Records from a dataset
..........

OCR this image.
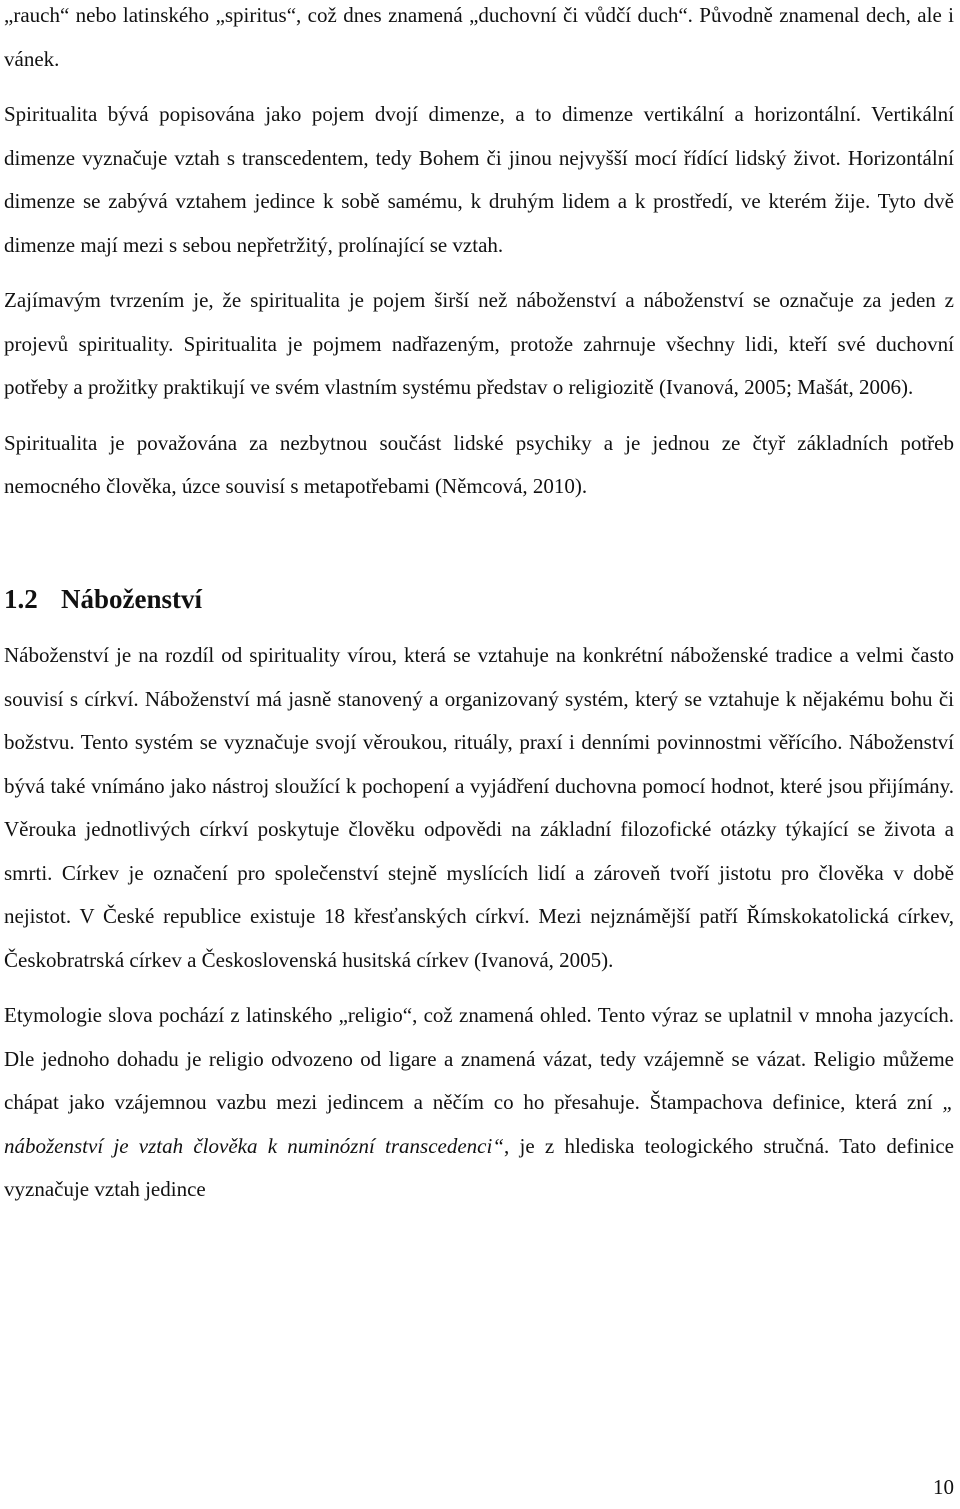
„rauch“ nebo latinského „spiritus“, což dnes znamená „duchovní či vůdčí duch“. Původně znamenal dech, ale i vánek.

Spiritualita bývá popisována jako pojem dvojí dimenze, a to dimenze vertikální a horizontální. Vertikální dimenze vyznačuje vztah s transcedentem, tedy Bohem či jinou nejvyšší mocí řídící lidský život. Horizontální dimenze se zabývá vztahem jedince k sobě samému, k druhým lidem a k prostředí, ve kterém žije. Tyto dvě dimenze mají mezi s sebou nepřetržitý, prolínající se vztah.

Zajímavým tvrzením je, že spiritualita je pojem širší než náboženství a náboženství se označuje za jeden z projevů spirituality. Spiritualita je pojmem nadřazeným, protože zahrnuje všechny lidi, kteří své duchovní potřeby a prožitky praktikují ve svém vlastním systému představ o religiozitě (Ivanová, 2005; Mašát, 2006).

Spiritualita je považována za nezbytnou součást lidské psychiky a je jednou ze čtyř základních potřeb nemocného člověka, úzce souvisí s metapotřebami (Němcová, 2010).

1.2 Náboženství

Náboženství je na rozdíl od spirituality vírou, která se vztahuje na konkrétní náboženské tradice a velmi často souvisí s církví. Náboženství má jasně stanovený a organizovaný systém, který se vztahuje k nějakému bohu či božstvu. Tento systém se vyznačuje svojí věroukou, rituály, praxí i denními povinnostmi věřícího. Náboženství bývá také vnímáno jako nástroj sloužící k pochopení a vyjádření duchovna pomocí hodnot, které jsou přijímány. Věrouka jednotlivých církví poskytuje člověku odpovědi na základní filozofické otázky týkající se života a smrti. Církev je označení pro společenství stejně myslících lidí a zároveň tvoří jistotu pro člověka v době nejistot. V České republice existuje 18 křesťanských církví. Mezi nejznámější patří Římskokatolická církev, Českobratrská církev a Československá husitská církev (Ivanová, 2005).

Etymologie slova pochází z latinského „religio“, což znamená ohled. Tento výraz se uplatnil v mnoha jazycích. Dle jednoho dohadu je religio odvozeno od ligare a znamená vázat, tedy vzájemně se vázat. Religio můžeme chápat jako vzájemnou vazbu mezi jedincem a něčím co ho přesahuje. Štampachova definice, která zní „ náboženství je vztah člověka k numinózní transcedenci“, je z hlediska teologického stručná. Tato definice vyznačuje vztah jedince

10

..........

→ EXERCISE DESCRIPTION
Search the records for the word "Spiritualita". Copy every line that has it.

→ RESULT
Spiritualita bývá popisována jako pojem dvojí dimenze, a to dimenze vertikální a horizontální. Vertikální dimenze vyznačuje vztah s transcedentem, tedy Bohem či jinou nejvyšší mocí řídící lidský život. Horizontální dimenze se zabývá vztahem jedince k sobě samému, k druhým lidem a k prostředí, ve kterém žije. Tyto dvě dimenze mají mezi s sebou nepřetržitý, prolínající se vztah.
Zajímavým tvrzením je, že spiritualita je pojem širší než náboženství a náboženství se označuje za jeden z projevů spirituality. Spiritualita je pojmem nadřazeným, protože zahrnuje všechny lidi, kteří své duchovní potřeby a prožitky praktikují ve svém vlastním systému představ o religiozitě (Ivanová, 2005; Mašát, 2006).
Spiritualita je považována za nezbytnou součást lidské psychiky a je jednou ze čtyř základních potřeb nemocného člověka, úzce souvisí s metapotřebami (Němcová, 2010).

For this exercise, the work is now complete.